## begin

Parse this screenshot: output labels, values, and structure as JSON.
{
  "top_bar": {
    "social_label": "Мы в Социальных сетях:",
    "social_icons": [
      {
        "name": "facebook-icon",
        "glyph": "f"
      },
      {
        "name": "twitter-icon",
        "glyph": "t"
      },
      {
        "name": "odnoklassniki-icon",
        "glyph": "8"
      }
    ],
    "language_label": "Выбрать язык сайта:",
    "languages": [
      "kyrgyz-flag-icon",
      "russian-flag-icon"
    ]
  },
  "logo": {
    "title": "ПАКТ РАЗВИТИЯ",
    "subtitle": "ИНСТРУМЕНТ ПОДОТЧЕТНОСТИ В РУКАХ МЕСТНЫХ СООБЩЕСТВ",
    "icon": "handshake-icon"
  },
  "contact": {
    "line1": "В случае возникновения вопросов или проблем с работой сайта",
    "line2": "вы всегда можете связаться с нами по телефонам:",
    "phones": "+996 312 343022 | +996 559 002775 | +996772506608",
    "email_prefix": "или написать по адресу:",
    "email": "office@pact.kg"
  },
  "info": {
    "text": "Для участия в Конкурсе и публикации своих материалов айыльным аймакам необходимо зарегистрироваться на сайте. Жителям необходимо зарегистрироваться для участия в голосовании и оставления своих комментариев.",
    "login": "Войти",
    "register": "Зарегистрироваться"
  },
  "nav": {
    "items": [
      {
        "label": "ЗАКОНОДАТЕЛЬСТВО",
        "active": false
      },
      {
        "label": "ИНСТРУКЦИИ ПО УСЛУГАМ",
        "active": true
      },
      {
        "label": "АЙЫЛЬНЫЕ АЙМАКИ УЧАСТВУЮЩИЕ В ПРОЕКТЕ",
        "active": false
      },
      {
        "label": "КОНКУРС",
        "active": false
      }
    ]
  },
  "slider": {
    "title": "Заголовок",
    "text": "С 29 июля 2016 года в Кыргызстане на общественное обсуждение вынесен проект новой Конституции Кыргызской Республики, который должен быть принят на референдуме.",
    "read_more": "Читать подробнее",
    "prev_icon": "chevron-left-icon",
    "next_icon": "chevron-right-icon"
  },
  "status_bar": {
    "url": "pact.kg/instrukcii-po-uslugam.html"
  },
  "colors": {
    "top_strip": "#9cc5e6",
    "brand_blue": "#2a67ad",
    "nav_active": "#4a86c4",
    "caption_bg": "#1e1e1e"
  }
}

## end

** What is needed **
Show all lines from the data above in which the word "text" appears.

** Written answer **
    "text": "Для участия в Конкурсе и публикации своих материалов айыльным аймакам необходимо зарегистрироваться на сайте. Жителям необходимо зарегистрироваться для участия в голосовании и оставления своих комментариев.",
    "text": "С 29 июля 2016 года в Кыргызстане на общественное обсуждение вынесен проект новой Конституции Кыргызской Республики, который должен быть принят на референдуме.",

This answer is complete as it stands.